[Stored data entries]
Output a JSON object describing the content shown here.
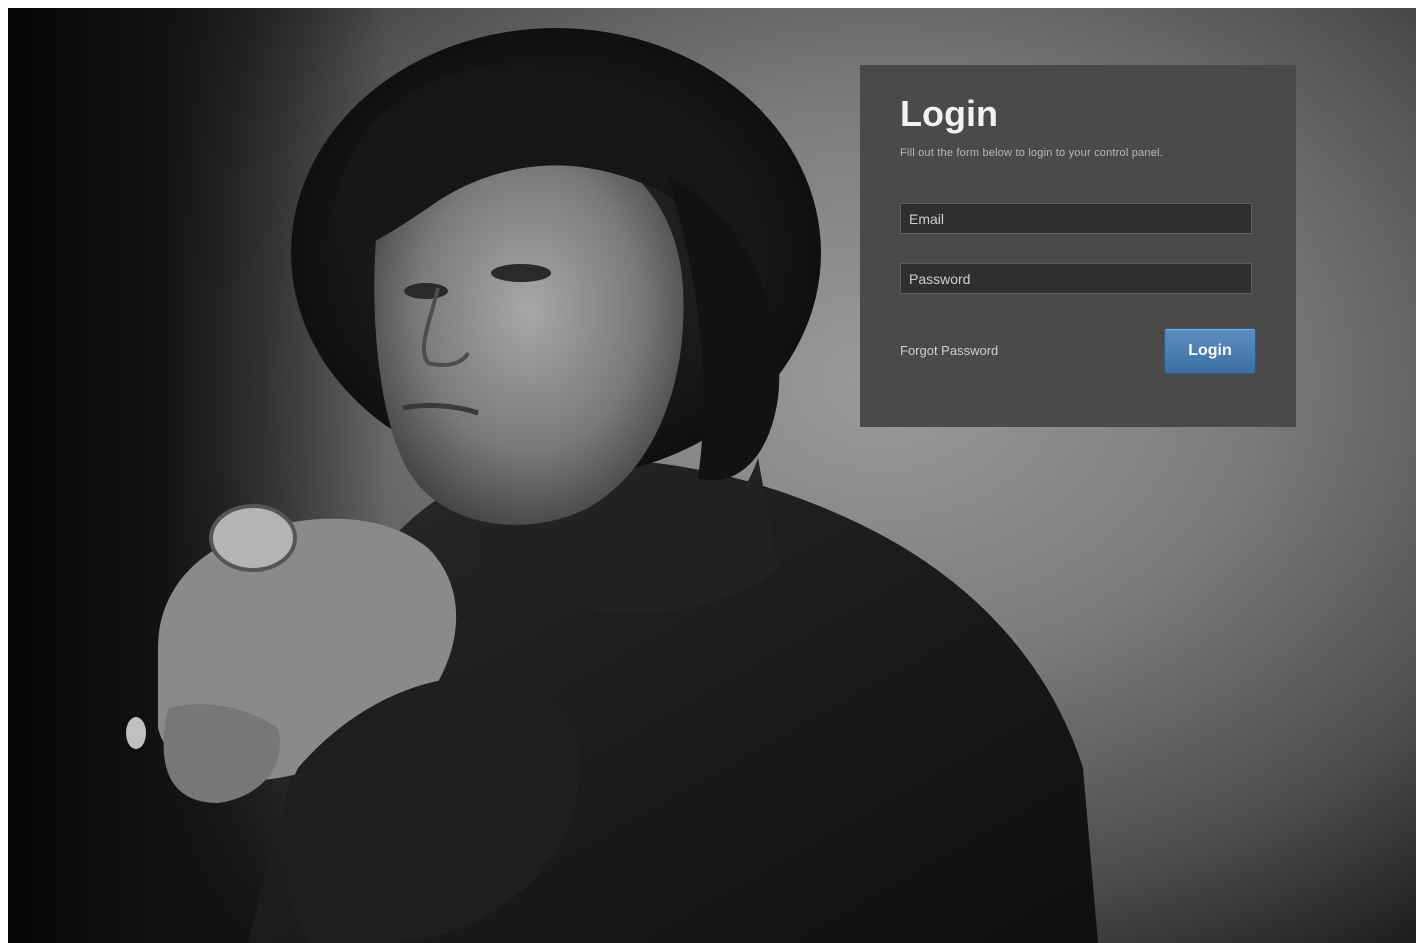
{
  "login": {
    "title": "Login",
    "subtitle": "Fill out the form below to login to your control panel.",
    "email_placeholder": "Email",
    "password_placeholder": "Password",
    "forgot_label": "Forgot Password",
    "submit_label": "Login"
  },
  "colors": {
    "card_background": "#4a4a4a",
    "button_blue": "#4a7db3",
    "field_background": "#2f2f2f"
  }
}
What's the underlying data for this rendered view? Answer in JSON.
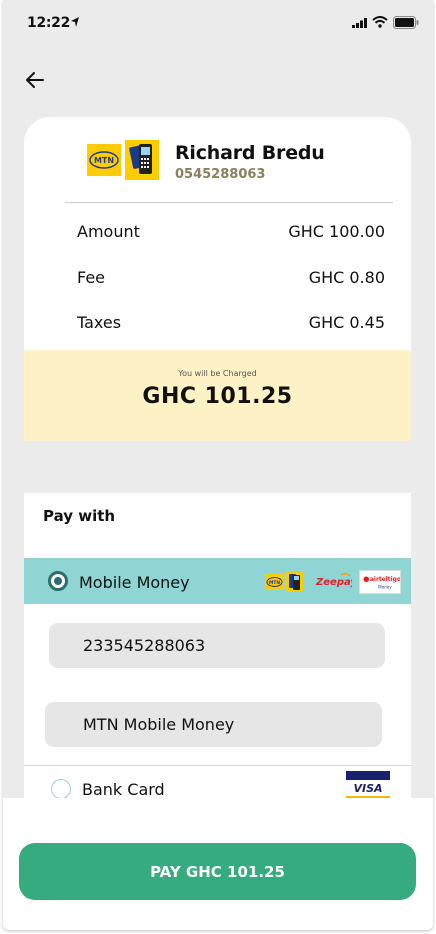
--
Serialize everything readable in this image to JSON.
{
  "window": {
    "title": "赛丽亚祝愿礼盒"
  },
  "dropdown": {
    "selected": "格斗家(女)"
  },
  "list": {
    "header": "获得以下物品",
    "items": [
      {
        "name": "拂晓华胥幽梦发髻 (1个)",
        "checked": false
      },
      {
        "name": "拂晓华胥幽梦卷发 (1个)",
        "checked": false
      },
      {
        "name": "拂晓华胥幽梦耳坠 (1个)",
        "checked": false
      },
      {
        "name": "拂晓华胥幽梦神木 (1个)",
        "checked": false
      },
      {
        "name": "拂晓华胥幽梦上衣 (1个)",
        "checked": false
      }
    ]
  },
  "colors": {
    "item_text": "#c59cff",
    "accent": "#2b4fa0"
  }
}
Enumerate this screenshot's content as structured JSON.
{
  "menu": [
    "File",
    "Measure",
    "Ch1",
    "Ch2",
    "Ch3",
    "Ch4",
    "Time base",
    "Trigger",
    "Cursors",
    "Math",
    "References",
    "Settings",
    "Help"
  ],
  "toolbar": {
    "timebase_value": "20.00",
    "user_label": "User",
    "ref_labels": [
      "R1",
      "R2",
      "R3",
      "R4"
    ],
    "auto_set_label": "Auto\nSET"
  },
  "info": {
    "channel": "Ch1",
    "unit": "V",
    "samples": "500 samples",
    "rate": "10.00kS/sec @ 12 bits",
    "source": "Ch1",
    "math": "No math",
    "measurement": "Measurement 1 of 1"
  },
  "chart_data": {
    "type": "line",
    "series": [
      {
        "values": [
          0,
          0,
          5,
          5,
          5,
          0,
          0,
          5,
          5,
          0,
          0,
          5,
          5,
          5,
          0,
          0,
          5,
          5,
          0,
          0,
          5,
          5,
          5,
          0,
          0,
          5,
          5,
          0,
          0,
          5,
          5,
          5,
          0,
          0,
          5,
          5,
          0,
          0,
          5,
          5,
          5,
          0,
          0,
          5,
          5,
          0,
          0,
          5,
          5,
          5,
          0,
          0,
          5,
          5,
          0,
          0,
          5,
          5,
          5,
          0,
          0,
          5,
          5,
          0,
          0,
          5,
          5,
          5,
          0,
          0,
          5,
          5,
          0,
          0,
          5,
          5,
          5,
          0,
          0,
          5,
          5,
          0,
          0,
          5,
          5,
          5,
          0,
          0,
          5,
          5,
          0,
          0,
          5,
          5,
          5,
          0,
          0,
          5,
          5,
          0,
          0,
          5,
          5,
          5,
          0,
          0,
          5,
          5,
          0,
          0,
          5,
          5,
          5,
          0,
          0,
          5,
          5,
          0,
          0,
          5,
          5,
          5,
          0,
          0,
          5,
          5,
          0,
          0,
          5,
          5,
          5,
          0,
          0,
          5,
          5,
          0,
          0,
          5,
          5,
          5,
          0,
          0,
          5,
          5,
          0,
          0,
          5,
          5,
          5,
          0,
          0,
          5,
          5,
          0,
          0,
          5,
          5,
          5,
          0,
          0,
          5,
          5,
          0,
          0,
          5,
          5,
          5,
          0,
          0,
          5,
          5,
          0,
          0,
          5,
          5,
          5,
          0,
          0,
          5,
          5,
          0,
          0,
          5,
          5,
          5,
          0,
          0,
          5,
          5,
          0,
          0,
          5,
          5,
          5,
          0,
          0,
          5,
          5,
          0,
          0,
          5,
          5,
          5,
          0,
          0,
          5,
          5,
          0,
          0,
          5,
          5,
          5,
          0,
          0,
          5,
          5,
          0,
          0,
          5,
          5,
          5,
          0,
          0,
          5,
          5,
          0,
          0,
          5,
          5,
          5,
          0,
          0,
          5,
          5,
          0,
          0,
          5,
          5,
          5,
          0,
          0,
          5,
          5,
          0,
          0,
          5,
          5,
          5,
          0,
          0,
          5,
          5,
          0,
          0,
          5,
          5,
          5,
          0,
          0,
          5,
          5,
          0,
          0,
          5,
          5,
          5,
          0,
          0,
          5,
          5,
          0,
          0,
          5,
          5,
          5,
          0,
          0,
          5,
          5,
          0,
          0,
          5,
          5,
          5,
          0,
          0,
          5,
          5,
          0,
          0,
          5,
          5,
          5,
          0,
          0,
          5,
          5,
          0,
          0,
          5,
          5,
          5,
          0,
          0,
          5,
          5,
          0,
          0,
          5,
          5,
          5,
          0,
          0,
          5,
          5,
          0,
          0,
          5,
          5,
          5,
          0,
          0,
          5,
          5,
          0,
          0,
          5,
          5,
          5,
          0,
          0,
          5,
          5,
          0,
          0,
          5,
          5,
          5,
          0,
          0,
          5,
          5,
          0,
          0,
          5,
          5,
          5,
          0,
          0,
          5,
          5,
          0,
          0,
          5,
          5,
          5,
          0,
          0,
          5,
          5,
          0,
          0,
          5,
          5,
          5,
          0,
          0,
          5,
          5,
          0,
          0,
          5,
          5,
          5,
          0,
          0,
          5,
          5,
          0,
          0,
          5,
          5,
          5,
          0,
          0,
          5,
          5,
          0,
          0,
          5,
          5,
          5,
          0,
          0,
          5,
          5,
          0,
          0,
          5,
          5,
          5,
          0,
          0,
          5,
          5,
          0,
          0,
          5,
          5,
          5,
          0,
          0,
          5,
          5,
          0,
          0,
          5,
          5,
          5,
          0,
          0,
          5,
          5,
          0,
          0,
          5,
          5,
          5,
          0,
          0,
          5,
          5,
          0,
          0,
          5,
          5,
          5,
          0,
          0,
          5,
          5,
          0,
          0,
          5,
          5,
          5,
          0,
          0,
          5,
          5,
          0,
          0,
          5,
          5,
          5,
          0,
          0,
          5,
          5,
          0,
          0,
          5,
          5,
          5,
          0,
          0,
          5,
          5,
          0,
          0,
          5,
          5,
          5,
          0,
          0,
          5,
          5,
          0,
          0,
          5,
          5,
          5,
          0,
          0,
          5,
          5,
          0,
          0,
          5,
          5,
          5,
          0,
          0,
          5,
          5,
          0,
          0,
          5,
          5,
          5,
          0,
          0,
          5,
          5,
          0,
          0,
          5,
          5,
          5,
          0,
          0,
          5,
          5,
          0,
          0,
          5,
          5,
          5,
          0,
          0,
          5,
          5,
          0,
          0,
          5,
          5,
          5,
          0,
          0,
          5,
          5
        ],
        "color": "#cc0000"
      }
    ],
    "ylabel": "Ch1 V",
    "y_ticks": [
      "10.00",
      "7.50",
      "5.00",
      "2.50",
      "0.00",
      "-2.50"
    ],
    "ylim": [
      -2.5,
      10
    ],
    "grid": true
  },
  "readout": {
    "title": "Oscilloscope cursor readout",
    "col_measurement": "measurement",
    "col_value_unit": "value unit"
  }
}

▸ OBJECTIVE: In the listing above, find the line containing "Output a JSON" and the line containing "What's the underlying", then output those two lines and everything between them exactly as written, without the images.

▸ RESPONSE TO THIS TASK:
Output a JSON object describing the content shown here.
{
  "login": {
    "title": "Login",
    "subtitle": "Fill out the form below to login to your control panel.",
    "email_placeholder": "Email",
    "password_placeholder": "Password",
    "forgot_label": "Forgot Password",
    "submit_label": "Login"
  },
  "colors": {
    "card_background": "#4a4a4a",
    "button_blue": "#4a7db3",
    "field_background": "#2f2f2f"
  }
}
What's the underlying data for this rendered view? Answer in JSON.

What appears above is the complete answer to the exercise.